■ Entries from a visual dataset
======

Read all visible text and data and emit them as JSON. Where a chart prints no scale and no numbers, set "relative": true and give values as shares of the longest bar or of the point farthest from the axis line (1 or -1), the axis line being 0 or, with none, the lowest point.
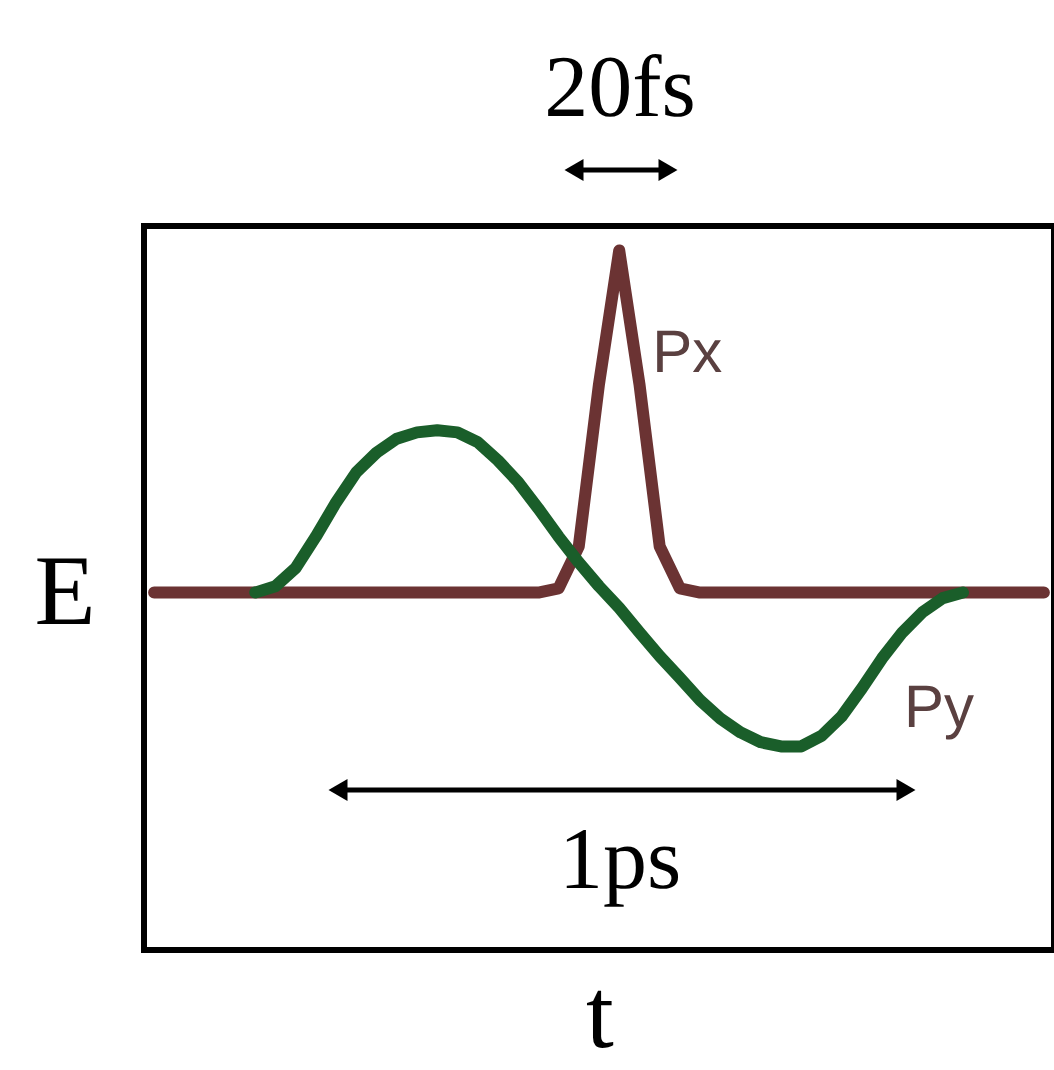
{
  "chart_data": {
    "type": "line",
    "relative": true,
    "xlabel": "t",
    "ylabel": "E",
    "legend": false,
    "categories": [
      null,
      null,
      null,
      null,
      null,
      null,
      null,
      null,
      null,
      null,
      null,
      null,
      null,
      null,
      null,
      null,
      null,
      null,
      null,
      null,
      null,
      null,
      null,
      null,
      null,
      null,
      null,
      null,
      null,
      null,
      null,
      null,
      null,
      null,
      null,
      null,
      null,
      null,
      null,
      null,
      null,
      null,
      null,
      null,
      null
    ],
    "series": [
      {
        "name": "Px",
        "color": "#6b3333",
        "values": [
          0.511,
          0.511,
          0.511,
          0.511,
          0.511,
          0.511,
          0.511,
          0.511,
          0.511,
          0.511,
          0.511,
          0.511,
          0.511,
          0.511,
          0.511,
          0.511,
          0.511,
          0.511,
          0.511,
          0.511,
          0.517,
          0.577,
          0.809,
          1,
          0.809,
          0.577,
          0.517,
          0.511,
          0.511,
          0.511,
          0.511,
          0.511,
          0.511,
          0.511,
          0.511,
          0.511,
          0.511,
          0.511,
          0.511,
          0.511,
          0.511,
          0.511,
          0.511,
          0.511,
          0.511
        ]
      },
      {
        "name": "Py",
        "color": "#1a5e2a",
        "values": [
          null,
          null,
          null,
          null,
          null,
          0.511,
          0.52,
          0.546,
          0.591,
          0.64,
          0.683,
          0.711,
          0.731,
          0.74,
          0.743,
          0.74,
          0.726,
          0.7,
          0.669,
          0.631,
          0.591,
          0.554,
          0.52,
          0.489,
          0.454,
          0.42,
          0.389,
          0.357,
          0.331,
          0.311,
          0.297,
          0.291,
          0.291,
          0.306,
          0.334,
          0.374,
          0.417,
          0.454,
          0.483,
          0.503,
          0.511,
          null,
          null,
          null,
          null
        ]
      }
    ],
    "annotations": [
      "20fs",
      "1ps"
    ]
  }
}
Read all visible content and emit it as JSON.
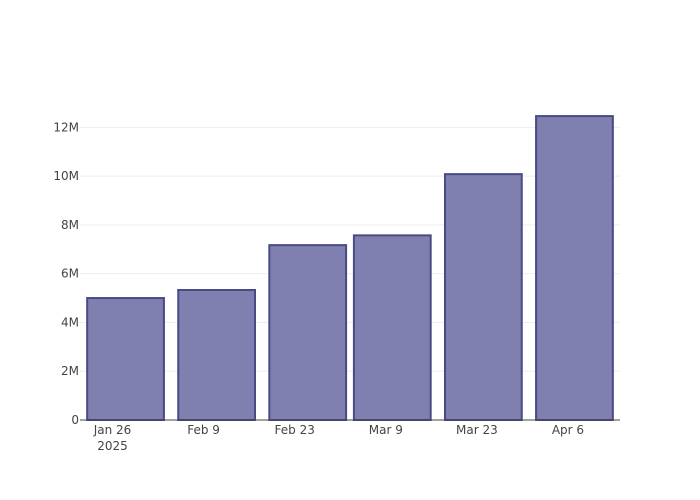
{
  "chart_data": {
    "type": "bar",
    "x": [
      "2025-01-28",
      "2025-02-11",
      "2025-02-25",
      "2025-03-10",
      "2025-03-24",
      "2025-04-07"
    ],
    "values": [
      5000000,
      5330000,
      7170000,
      7570000,
      10080000,
      12460000
    ],
    "x_tick_labels": [
      {
        "date": "2025-01-26",
        "label": "Jan 26",
        "sublabel": "2025"
      },
      {
        "date": "2025-02-09",
        "label": "Feb 9",
        "sublabel": ""
      },
      {
        "date": "2025-02-23",
        "label": "Feb 23",
        "sublabel": ""
      },
      {
        "date": "2025-03-09",
        "label": "Mar 9",
        "sublabel": ""
      },
      {
        "date": "2025-03-23",
        "label": "Mar 23",
        "sublabel": ""
      },
      {
        "date": "2025-04-06",
        "label": "Apr 6",
        "sublabel": ""
      }
    ],
    "y_tick_values": [
      0,
      2000000,
      4000000,
      6000000,
      8000000,
      10000000,
      12000000
    ],
    "y_tick_labels": [
      "0",
      "2M",
      "4M",
      "6M",
      "8M",
      "10M",
      "12M"
    ],
    "xlim": [
      "2025-01-21",
      "2025-04-14"
    ],
    "ylim": [
      0,
      13120000
    ],
    "title": "",
    "xlabel": "",
    "ylabel": "",
    "grid": true,
    "legend": "none",
    "bar_fill": "#7f7fb0",
    "bar_stroke": "#4a4a85",
    "axis_color": "#444444",
    "grid_color": "#eeeeee"
  }
}
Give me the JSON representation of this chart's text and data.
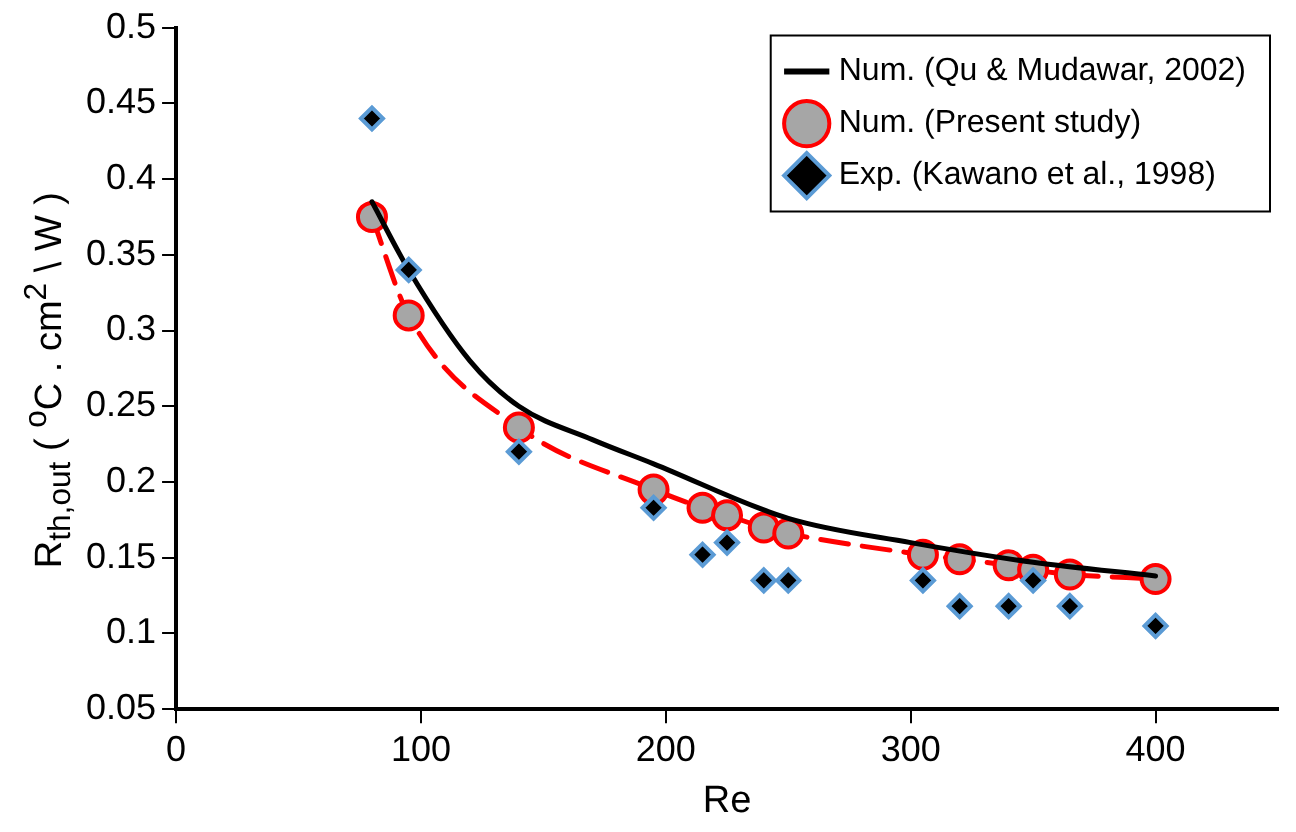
{
  "chart_data": {
    "type": "line",
    "xlabel": "Re",
    "ylabel": "R$_{th,out}$ ( $^{o}$C . cm$^{2}$ \\ W )",
    "xlim": [
      0,
      450
    ],
    "xticks": [
      0,
      100,
      200,
      300,
      400
    ],
    "ylim": [
      0.05,
      0.5
    ],
    "yticks": [
      0.05,
      0.1,
      0.15,
      0.2,
      0.25,
      0.3,
      0.35,
      0.4,
      0.45,
      0.5
    ],
    "grid": false,
    "legend": "top right",
    "series": [
      {
        "name": "Num. (Qu & Mudawar, 2002)",
        "color": "#000000",
        "marker": "none",
        "line_style": "solid",
        "x": [
          80,
          95,
          120,
          140,
          170,
          195,
          250,
          300,
          350,
          400
        ],
        "values": [
          0.385,
          0.34,
          0.28,
          0.25,
          0.228,
          0.212,
          0.176,
          0.16,
          0.147,
          0.138
        ]
      },
      {
        "name": "Num. (Present study)",
        "color": "#ff0000",
        "marker": "circle",
        "line_style": "dashed",
        "x": [
          80,
          95,
          140,
          195,
          215,
          225,
          240,
          250,
          305,
          320,
          340,
          350,
          365,
          400
        ],
        "values": [
          0.375,
          0.31,
          0.236,
          0.195,
          0.183,
          0.178,
          0.17,
          0.166,
          0.152,
          0.149,
          0.145,
          0.142,
          0.139,
          0.136
        ]
      },
      {
        "name": "Exp. (Kawano et al., 1998)",
        "type": "scatter",
        "color": "#000000",
        "marker": "diamond",
        "x": [
          80,
          95,
          140,
          195,
          215,
          225,
          240,
          250,
          305,
          320,
          340,
          350,
          365,
          400
        ],
        "values": [
          0.44,
          0.34,
          0.22,
          0.183,
          0.152,
          0.16,
          0.135,
          0.135,
          0.135,
          0.118,
          0.118,
          0.135,
          0.118,
          0.105
        ]
      }
    ]
  }
}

======

■ OBJECTIVE
Pick out the lines that include the word "Read" and write them out.

■ REPLY TO THE EXERCISE
Read all visible text and data and emit them as JSON. Where a chart prints no scale and no numbers, set "relative": true and give values as shares of the longest bar or of the point farthest from the axis line (1 or -1), the axis line being 0 or, with none, the lowest point.
Read all visible content and emit it as JSON.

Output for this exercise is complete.